Text:
In order to solve construction inconvenience of the existing column-column dry connection, this paper proposes a detachable precast concrete column-column joint (DPC) based on rigid connection technology. This joint has the characteristics of detachable and strong integrity. The main innovation of this article is to this DPC as dry connection. The influence of the geometrical design of DPC joint on the seismic performance is discussed and an optimal design scheme for the proposed DPC is given.

In this study, a detachable precast concrete column-column (DPC) joint was proposed with high-strength bolts, web connection plate, upper and lower connection plates, I-beam and studs, as shown in Fig. 1(a) and (b). The core part of DPC is the steel connection. In this part, the role of the cladding plate is to prevent stress concentration at the connection gap and to protect the concrete in contact with the cladding plate from being crushed. Steel studs can improve the performance of the connection of precast concrete beams. High-strength bolts and connecting plates are used to connect two steel I-heads for higher shear bearing capacity. Hence, a smaller number can be used to meet the design requirements of bearing capacity. The fewer number of holes reserved for the bolts on the I-beam connector makes higher integrity of the connecting plate and the I-beam connector. The precast concrete part and the steel connection part are prefabricated as a single unit, and the longitudinal reinforcement inside the concrete is welded to the steel connection, as shown in Fig. 2.

Fig. 1.

Detachable precast concrete column-column (DPC) joint.

Fig. 2.

Details of the DPC joint.

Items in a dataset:

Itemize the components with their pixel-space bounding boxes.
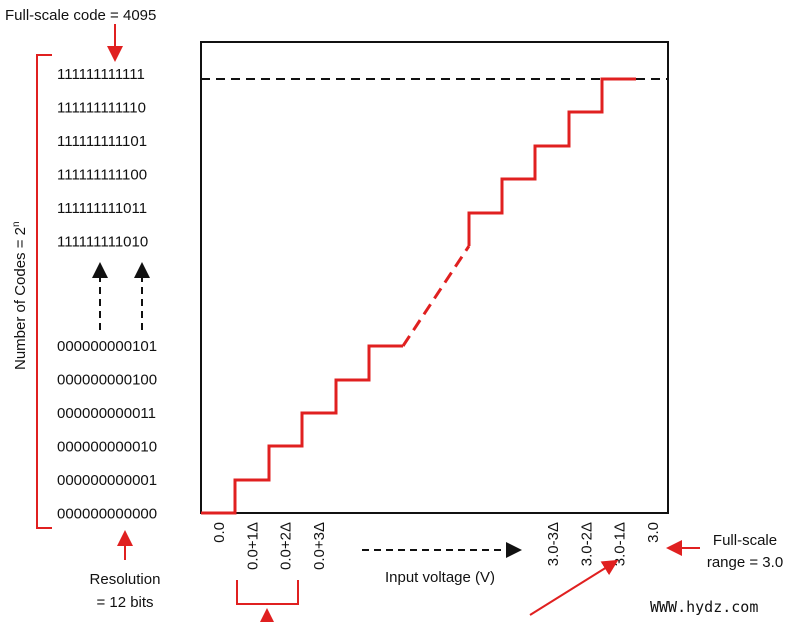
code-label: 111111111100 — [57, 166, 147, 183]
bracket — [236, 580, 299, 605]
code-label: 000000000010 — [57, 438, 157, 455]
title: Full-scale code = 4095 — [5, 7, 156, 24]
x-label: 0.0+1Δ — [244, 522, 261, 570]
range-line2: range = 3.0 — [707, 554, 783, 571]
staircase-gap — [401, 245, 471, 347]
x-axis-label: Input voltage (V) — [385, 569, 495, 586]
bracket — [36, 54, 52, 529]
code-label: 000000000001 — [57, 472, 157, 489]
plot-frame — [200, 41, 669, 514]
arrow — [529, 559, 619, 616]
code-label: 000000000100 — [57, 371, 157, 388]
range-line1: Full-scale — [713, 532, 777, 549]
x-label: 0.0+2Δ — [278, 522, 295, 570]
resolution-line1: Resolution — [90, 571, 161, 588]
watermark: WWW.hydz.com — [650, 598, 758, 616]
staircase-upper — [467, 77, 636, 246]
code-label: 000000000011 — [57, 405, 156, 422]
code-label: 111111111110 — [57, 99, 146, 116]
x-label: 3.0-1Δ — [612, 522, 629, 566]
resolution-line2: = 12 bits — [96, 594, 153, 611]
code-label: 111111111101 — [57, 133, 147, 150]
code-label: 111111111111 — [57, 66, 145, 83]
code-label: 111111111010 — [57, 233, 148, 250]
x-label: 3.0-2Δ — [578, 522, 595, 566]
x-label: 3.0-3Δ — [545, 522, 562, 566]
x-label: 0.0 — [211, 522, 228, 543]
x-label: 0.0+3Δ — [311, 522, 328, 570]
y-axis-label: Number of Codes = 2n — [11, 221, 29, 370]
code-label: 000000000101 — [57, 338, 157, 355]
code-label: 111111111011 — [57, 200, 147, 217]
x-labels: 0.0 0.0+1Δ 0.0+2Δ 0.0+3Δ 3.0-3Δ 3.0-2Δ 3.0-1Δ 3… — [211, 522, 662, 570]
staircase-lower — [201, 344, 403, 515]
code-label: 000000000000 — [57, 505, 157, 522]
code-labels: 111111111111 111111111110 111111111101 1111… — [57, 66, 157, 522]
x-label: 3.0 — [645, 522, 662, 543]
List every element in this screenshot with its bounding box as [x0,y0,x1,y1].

Instruction 1:
Transcribe the passage on the precast column joint from "In order to" up to and including "DPC is given.".
Instruction 2:
In the records, rewrite the lines from the line with "code-label: 111111111100 —" up to and including the line with "bracket — [36, 54, 52, 529]", changing "Input voltage" to "Analog input" and keeping everything else the same. Give only those lines.

Written response 1:
In order to solve construction inconvenience of the existing column-column dry connection, this paper proposes a detachable precast concrete column-column joint (DPC) based on rigid connection technology. This joint has the characteristics of detachable and strong integrity. The main innovation of this article is to this DPC as dry connection. The influence of the geometrical design of DPC joint on the seismic performance is discussed and an optimal design scheme for the proposed DPC is given.

Written response 2:
code-label: 111111111100 — [57, 166, 147, 183]
bracket — [236, 580, 299, 605]
code-label: 000000000010 — [57, 438, 157, 455]
title: Full-scale code = 4095 — [5, 7, 156, 24]
x-label: 0.0+1Δ — [244, 522, 261, 570]
range-line2: range = 3.0 — [707, 554, 783, 571]
staircase-gap — [401, 245, 471, 347]
x-axis-label: Analog input (V) — [385, 569, 495, 586]
bracket — [36, 54, 52, 529]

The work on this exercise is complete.